PASSAGE PROVIDED.
Raised as a Presbyterian by his mother, Trump told religious reporters in 2020 that he now considers himself a “non-denominational Christian.” It was a shift from a traditional church known for its structured polity to a choose-your-own theology approach.
That affiliation does not seem to have changed. Trump’s closest faith advisers remain firmly planted in the evangelical tradition, and his signature line of Bibles boasts the “trusted King James Version translation” much beloved by that stripe of Protestants.
Yet, it has become impossible to ignore that the Catholic Church, once shunned from U.S. politics by nationalists fearful of the Vatican meddling in U.S. affairs, has become one of the main ideological engines of the second Trump administration.
Trump has surrounded himself with Catholic politicians who cite the tradition as fundamental to their worldview. He has issued presidential messages so dripping with Roman theology that it would make the protestant founders’ heads spin, and shared artificially generated images of himself as pope.
The Catholic Church, meanwhile, seems to be drinking from a firehose as it reacts to this unexpected prominence in U.S. politics — with the laity, bishops, and the pontiff out of sync.
The American laity’s rightward shift
Catholic Americans, a historically divided voting bloc, were a critical demographic in Trump’s second electoral victory in 2024.
Approximately 55% of Catholics cast their vote for Trump, compared to just 43% who voted for former Vice President Kamala Harris, according to the Pew Research Center. It was a major shift after 2020, when Catholics broke solidly in favor of President Joe Biden, who made his Catholic faith a fundamental part of his campaign and public image.

GIVEN INFORMATION.
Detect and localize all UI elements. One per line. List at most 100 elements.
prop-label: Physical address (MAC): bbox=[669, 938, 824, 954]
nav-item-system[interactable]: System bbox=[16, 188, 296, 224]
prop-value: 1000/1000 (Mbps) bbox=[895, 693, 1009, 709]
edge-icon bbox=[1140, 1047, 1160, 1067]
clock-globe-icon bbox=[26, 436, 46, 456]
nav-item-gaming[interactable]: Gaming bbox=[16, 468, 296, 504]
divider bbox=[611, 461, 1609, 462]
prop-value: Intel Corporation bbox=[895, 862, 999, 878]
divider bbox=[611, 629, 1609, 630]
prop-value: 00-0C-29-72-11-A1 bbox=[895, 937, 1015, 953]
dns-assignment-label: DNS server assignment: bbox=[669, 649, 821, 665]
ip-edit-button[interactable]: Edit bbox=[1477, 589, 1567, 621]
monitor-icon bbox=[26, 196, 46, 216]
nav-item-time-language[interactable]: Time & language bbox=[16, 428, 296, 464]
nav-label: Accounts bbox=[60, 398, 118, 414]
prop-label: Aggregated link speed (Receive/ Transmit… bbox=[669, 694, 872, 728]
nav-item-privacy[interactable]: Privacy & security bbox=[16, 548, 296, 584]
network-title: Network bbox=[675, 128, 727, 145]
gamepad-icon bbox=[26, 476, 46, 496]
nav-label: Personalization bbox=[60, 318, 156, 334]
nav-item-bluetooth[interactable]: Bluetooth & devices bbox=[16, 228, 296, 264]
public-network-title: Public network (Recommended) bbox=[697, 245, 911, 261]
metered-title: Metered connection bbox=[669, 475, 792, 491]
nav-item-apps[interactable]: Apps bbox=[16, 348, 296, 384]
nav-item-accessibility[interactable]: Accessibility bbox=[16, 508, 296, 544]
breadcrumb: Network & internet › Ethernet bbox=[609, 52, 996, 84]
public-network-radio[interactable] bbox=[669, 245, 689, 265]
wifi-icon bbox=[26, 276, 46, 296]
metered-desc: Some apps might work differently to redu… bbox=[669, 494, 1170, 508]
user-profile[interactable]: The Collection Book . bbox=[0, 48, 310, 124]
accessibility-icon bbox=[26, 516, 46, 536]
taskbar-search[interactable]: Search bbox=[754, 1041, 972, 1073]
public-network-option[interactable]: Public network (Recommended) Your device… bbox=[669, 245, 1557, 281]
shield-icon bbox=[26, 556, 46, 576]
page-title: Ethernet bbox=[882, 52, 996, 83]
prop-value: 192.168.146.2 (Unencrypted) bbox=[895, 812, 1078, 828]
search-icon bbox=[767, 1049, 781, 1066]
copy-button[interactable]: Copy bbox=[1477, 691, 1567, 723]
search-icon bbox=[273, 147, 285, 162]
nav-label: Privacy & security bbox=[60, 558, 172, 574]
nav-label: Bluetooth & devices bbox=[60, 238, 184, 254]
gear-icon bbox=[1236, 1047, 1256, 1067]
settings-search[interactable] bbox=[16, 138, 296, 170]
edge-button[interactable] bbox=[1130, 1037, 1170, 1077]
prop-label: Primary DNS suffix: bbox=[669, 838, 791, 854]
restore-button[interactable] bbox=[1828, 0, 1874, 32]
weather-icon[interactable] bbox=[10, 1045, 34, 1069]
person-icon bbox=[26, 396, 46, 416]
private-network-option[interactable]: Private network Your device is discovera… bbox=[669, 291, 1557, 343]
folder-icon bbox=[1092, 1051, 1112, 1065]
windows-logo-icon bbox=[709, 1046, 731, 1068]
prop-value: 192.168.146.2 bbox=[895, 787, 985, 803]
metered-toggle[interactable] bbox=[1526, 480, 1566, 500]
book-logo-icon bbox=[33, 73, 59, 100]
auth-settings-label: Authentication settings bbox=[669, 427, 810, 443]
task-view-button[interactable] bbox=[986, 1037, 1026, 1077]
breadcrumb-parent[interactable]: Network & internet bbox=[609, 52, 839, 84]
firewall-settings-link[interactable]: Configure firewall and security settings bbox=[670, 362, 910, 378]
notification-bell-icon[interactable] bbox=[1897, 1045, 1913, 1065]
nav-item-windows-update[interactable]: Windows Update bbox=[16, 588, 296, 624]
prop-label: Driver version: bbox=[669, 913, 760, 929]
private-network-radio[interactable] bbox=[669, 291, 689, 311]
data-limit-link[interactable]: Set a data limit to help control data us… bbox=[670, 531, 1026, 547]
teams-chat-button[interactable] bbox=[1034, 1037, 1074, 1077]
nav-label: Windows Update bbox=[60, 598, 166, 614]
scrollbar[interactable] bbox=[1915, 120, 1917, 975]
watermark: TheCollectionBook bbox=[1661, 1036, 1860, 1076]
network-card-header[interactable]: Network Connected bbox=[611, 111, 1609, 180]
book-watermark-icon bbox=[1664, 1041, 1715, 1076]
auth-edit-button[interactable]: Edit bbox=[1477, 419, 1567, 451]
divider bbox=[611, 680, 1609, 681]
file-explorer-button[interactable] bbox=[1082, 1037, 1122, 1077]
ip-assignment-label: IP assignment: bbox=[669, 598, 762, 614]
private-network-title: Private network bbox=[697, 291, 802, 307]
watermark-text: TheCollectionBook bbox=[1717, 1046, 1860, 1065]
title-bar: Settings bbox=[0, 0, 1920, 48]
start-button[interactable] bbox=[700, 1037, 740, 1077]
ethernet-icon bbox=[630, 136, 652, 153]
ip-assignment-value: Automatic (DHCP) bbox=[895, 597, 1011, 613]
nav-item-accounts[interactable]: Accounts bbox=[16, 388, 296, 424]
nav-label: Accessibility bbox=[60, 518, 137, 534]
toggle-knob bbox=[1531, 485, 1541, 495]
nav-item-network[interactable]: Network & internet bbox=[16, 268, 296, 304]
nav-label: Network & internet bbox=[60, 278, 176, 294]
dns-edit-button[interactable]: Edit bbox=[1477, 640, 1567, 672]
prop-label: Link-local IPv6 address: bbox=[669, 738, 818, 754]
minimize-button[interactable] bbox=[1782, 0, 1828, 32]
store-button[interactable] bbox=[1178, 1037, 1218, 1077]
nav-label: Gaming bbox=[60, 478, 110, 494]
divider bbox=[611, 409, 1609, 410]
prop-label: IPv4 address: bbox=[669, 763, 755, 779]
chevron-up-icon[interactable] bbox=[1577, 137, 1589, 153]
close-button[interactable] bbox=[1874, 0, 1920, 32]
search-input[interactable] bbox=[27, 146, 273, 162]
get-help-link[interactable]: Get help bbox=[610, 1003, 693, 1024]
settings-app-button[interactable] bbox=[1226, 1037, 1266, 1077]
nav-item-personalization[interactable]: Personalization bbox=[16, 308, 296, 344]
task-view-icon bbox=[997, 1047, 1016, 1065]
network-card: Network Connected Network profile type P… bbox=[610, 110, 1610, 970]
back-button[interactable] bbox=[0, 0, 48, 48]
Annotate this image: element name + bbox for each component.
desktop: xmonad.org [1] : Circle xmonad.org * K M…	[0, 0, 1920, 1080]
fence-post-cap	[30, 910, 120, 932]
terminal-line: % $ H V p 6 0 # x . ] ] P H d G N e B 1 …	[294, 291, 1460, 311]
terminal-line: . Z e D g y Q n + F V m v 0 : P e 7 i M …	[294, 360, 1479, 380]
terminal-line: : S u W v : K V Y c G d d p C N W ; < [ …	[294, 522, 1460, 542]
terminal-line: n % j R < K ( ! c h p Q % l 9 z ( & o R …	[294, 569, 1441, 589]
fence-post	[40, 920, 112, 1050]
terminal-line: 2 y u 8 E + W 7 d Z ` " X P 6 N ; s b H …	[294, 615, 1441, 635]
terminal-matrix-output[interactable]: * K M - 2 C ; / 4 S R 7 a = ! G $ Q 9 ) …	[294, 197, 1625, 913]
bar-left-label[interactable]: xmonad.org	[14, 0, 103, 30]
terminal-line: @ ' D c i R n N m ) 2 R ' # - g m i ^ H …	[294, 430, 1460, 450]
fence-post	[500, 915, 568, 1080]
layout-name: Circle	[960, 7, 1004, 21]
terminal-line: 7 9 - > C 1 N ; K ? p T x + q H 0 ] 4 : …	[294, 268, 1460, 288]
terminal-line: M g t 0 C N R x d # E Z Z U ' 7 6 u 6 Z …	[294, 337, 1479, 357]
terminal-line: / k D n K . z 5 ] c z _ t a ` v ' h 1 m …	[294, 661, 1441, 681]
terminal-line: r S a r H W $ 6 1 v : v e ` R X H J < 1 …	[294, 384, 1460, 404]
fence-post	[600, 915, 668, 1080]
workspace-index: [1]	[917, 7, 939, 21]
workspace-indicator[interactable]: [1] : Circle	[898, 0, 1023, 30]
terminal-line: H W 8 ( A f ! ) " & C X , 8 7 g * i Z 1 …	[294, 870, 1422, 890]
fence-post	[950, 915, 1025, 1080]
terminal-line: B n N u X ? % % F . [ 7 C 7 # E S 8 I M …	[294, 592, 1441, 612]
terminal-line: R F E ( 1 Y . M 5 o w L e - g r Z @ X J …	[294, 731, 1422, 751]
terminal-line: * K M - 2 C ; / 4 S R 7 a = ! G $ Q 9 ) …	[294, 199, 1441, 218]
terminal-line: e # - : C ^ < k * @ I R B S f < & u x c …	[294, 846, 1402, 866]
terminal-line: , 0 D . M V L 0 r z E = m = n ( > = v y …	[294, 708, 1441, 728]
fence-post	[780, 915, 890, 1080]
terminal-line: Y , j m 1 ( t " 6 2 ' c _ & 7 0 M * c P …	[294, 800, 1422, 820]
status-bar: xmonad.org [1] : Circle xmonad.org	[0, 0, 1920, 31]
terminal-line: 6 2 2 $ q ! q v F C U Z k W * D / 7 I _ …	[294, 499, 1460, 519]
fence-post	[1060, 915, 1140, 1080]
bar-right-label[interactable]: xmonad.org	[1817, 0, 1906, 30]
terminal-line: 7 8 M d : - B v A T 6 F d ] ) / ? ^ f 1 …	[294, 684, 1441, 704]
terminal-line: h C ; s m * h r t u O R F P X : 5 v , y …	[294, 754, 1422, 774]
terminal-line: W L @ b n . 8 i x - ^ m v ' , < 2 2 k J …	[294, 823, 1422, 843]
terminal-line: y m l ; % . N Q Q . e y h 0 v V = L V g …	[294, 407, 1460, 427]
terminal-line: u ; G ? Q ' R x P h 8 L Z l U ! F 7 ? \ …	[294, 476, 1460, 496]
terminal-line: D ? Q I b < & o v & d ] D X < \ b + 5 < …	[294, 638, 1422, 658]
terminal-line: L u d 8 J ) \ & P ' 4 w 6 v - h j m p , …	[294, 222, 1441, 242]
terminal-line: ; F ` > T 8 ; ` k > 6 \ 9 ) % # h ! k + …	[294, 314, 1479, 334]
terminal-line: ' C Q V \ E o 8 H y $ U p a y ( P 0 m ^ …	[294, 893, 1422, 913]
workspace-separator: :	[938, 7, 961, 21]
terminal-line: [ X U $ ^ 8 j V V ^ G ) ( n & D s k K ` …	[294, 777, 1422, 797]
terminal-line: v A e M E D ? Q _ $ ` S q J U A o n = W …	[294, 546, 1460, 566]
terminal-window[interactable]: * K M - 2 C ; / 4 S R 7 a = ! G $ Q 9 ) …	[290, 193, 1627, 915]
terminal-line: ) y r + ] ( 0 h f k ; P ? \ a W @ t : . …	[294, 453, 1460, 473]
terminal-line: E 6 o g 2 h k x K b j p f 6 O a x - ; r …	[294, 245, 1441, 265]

EXERCISE TASK.
In the passage on Trump and the Catholic Church, transcribe verbatim everything from "The Catholic Church, meanwhile, seems" down to "victory in 2024.".

SOLUTION.
The Catholic Church, meanwhile, seems to be drinking from a firehose as it reacts to this unexpected prominence in U.S. politics — with the laity, bishops, and the pontiff out of sync.
The American laity’s rightward shift
Catholic Americans, a historically divided voting bloc, were a critical demographic in Trump’s second electoral victory in 2024.